What the task asks ::
Write out each record below exactly as it appears, with no pictures.

Material for this exercise ::

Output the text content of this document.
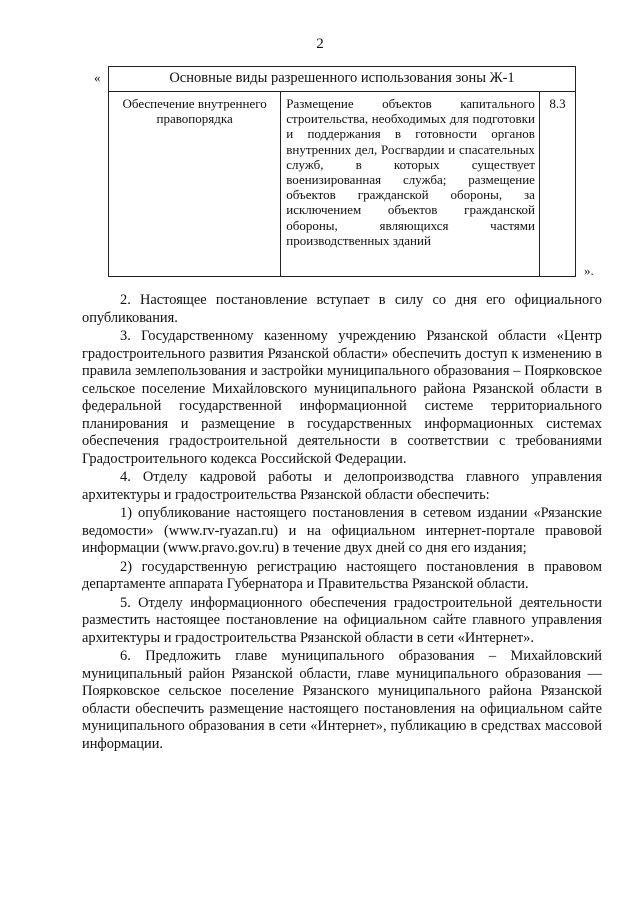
2
«	Основные виды разрешенного использования зоны Ж-1
Обеспечение внутреннего правопорядка	Размещение объектов капитального строительства, необходимых для подготовки и поддержания в готовности органов внутренних дел, Росгвардии и спасательных служб, в которых существует военизированная служба; размещение объектов гражданской обороны, за исключением объектов гражданской обороны, являющихся частями производственных зданий	8.3
».

2. Настоящее постановление вступает в силу со дня его официального опубликования.

3. Государственному казенному учреждению Рязанской области «Центр градостроительного развития Рязанской области» обеспечить доступ к изменению в правила землепользования и застройки муниципального образования – Поярковское сельское поселение Михайловского муниципального района Рязанской области в федеральной государственной информационной системе территориального планирования и размещение в государственных информационных системах обеспечения градостроительной деятельности в соответствии с требованиями Градостроительного кодекса Российской Федерации.

4. Отделу кадровой работы и делопроизводства главного управления архитектуры и градостроительства Рязанской области обеспечить:

1) опубликование настоящего постановления в сетевом издании «Рязанские ведомости» (www.rv-ryazan.ru) и на официальном интернет-портале правовой информации (www.pravo.gov.ru) в течение двух дней со дня его издания;

2) государственную регистрацию настоящего постановления в правовом департаменте аппарата Губернатора и Правительства Рязанской области.

5. Отделу информационного обеспечения градостроительной деятельности разместить настоящее постановление на официальном сайте главного управления архитектуры и градостроительства Рязанской области в сети «Интернет».

6. Предложить главе муниципального образования – Михайловский муниципальный район Рязанской области, главе муниципального образования — Поярковское сельское поселение Рязанского муниципального района Рязанской области обеспечить размещение настоящего постановления на официальном сайте муниципального образования в сети «Интернет», публикацию в средствах массовой информации.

Answer to the problem ::
Output the text content of this document.
2
«	Основные виды разрешенного использования зоны Ж-1
Обеспечение внутреннего правопорядка	Размещение объектов капитального строительства, необходимых для подготовки и поддержания в готовности органов внутренних дел, Росгвардии и спасательных служб, в которых существует военизированная служба; размещение объектов гражданской обороны, за исключением объектов гражданской обороны, являющихся частями производственных зданий	8.3
».

2. Настоящее постановление вступает в силу со дня его официального опубликования.

3. Государственному казенному учреждению Рязанской области «Центр градостроительного развития Рязанской области» обеспечить доступ к изменению в правила землепользования и застройки муниципального образования – Поярковское сельское поселение Михайловского муниципального района Рязанской области в федеральной государственной информационной системе территориального планирования и размещение в государственных информационных системах обеспечения градостроительной деятельности в соответствии с требованиями Градостроительного кодекса Российской Федерации.

4. Отделу кадровой работы и делопроизводства главного управления архитектуры и градостроительства Рязанской области обеспечить:

1) опубликование настоящего постановления в сетевом издании «Рязанские ведомости» (www.rv-ryazan.ru) и на официальном интернет-портале правовой информации (www.pravo.gov.ru) в течение двух дней со дня его издания;

2) государственную регистрацию настоящего постановления в правовом департаменте аппарата Губернатора и Правительства Рязанской области.

5. Отделу информационного обеспечения градостроительной деятельности разместить настоящее постановление на официальном сайте главного управления архитектуры и градостроительства Рязанской области в сети «Интернет».

6. Предложить главе муниципального образования – Михайловский муниципальный район Рязанской области, главе муниципального образования — Поярковское сельское поселение Рязанского муниципального района Рязанской области обеспечить размещение настоящего постановления на официальном сайте муниципального образования в сети «Интернет», публикацию в средствах массовой информации.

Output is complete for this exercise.